▶ _WHAT TO WORK ON_
Revise the lines below by changing "bbox" to "bounding box" wherever it appears, keeping everything else as it is, and omit the pictures from your answer.

Listings of boxed layout items:
** BEGIN **
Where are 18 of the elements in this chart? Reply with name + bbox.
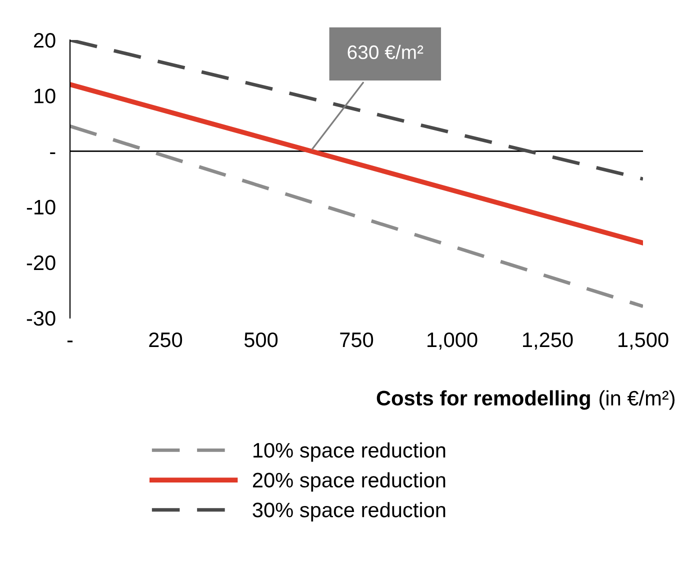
annotation: 630 €/m² (348, 44, 424, 60)
y-tick-label: 20 (34, 33, 56, 48)
x-tick-label: 1,250 (523, 332, 573, 350)
y-tick-label: 10 (34, 88, 56, 104)
legend-label: 30% space reduction (252, 502, 446, 522)
x-tick-label: 1,000 (428, 332, 478, 350)
legend-label: 10% space reduction (254, 442, 446, 462)
x-axis-title: Costs for remodelling (in €/m²) (376, 390, 674, 410)
y-tick-label: -20 (26, 255, 56, 270)
x-tick-label: 250 (149, 332, 182, 348)
y-tick-label: -10 (26, 200, 56, 215)
y-tick-label: -30 (26, 311, 56, 326)
y-tick-label: - (50, 152, 56, 154)
legend-label: 20% space reduction (252, 472, 446, 492)
x-tick-label: 1,500 (618, 332, 668, 350)
x-tick-label: 500 (244, 332, 278, 348)
x-tick-label: 750 (340, 332, 374, 348)
x-tick-label: - (67, 340, 73, 342)
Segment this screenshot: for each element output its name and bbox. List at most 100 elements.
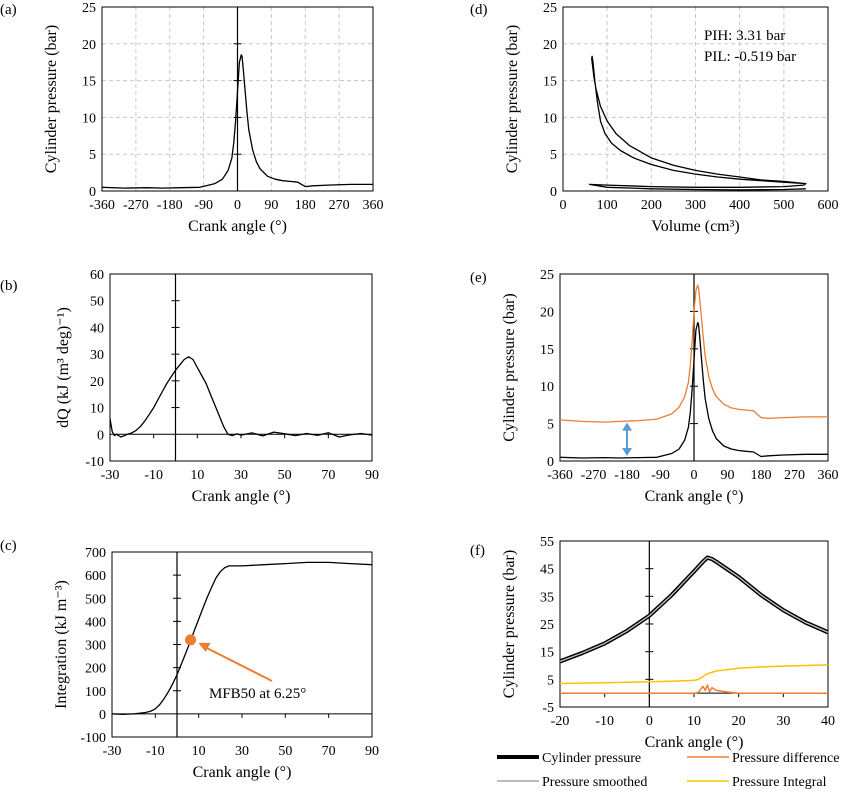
** END **
▶ _WRITTEN SOLUTION_
Where are 18 of the elements in this chart? Reply with name + bounding box.
annotation: 630 €/m² (348, 44, 424, 60)
y-tick-label: 20 (34, 33, 56, 48)
x-tick-label: 1,250 (523, 332, 573, 350)
y-tick-label: 10 (34, 88, 56, 104)
legend-label: 30% space reduction (252, 502, 446, 522)
x-tick-label: 1,000 (428, 332, 478, 350)
legend-label: 10% space reduction (254, 442, 446, 462)
x-axis-title: Costs for remodelling (in €/m²) (376, 390, 674, 410)
y-tick-label: -20 (26, 255, 56, 270)
x-tick-label: 250 (149, 332, 182, 348)
y-tick-label: -10 (26, 200, 56, 215)
y-tick-label: -30 (26, 311, 56, 326)
y-tick-label: - (50, 152, 56, 154)
legend-label: 20% space reduction (252, 472, 446, 492)
x-tick-label: 1,500 (618, 332, 668, 350)
x-tick-label: 500 (244, 332, 278, 348)
x-tick-label: 750 (340, 332, 374, 348)
x-tick-label: - (67, 340, 73, 342)
Segment this screenshot: for each element output its name and bounding box. List at most 100 elements.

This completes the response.